— BEGIN GIVEN DATA —

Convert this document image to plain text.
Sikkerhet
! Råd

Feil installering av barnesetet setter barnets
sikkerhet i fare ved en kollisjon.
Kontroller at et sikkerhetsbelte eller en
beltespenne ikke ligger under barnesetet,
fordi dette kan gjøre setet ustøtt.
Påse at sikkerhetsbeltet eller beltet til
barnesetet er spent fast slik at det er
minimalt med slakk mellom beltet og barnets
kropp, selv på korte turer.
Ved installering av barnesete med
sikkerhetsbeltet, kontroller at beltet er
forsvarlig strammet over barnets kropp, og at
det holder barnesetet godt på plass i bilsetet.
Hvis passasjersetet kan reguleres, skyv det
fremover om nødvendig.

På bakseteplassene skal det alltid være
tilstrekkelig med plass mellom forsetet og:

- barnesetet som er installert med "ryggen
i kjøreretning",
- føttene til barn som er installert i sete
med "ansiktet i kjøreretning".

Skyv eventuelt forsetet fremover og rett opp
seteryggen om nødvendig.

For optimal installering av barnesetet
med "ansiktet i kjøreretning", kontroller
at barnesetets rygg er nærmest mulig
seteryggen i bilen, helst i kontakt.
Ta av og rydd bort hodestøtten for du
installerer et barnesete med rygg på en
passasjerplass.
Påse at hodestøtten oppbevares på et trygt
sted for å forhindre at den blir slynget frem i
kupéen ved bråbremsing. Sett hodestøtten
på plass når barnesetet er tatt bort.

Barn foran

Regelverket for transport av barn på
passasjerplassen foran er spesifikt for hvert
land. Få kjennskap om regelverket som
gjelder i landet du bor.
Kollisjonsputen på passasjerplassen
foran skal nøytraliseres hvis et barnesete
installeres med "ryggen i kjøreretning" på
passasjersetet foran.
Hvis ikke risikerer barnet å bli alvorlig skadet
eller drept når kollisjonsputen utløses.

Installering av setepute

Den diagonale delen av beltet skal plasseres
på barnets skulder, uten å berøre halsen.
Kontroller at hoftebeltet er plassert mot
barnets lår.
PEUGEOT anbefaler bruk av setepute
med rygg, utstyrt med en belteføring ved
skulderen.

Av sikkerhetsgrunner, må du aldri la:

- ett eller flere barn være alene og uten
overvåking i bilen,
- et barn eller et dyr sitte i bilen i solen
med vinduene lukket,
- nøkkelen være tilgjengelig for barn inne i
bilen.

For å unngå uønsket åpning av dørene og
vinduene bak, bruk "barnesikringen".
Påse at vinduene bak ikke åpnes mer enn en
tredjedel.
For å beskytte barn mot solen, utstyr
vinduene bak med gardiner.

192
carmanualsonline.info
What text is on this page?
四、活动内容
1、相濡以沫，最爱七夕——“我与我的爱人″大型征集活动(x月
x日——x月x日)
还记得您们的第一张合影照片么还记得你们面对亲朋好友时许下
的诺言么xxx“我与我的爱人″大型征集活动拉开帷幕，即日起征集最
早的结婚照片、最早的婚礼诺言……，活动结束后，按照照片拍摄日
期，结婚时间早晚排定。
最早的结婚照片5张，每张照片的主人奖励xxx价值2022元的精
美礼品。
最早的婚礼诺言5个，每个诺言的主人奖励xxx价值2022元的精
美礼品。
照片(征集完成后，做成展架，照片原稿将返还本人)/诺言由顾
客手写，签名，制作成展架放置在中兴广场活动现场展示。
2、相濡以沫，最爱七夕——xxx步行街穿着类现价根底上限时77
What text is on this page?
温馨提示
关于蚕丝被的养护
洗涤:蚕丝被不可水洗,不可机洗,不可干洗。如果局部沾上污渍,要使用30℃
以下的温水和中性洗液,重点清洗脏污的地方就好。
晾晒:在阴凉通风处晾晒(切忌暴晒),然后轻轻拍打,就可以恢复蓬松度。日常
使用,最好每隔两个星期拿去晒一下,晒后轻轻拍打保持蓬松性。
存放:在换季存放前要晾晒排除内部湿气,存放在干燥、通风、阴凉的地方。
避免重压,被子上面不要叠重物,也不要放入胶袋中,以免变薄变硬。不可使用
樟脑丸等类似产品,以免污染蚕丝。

— END GIVEN DATA —

CHALLENGE: Copy each line of the listing that includes "fremover".

TASK SOLUTION:
fremover om nødvendig.
Skyv eventuelt forsetet fremover og rett opp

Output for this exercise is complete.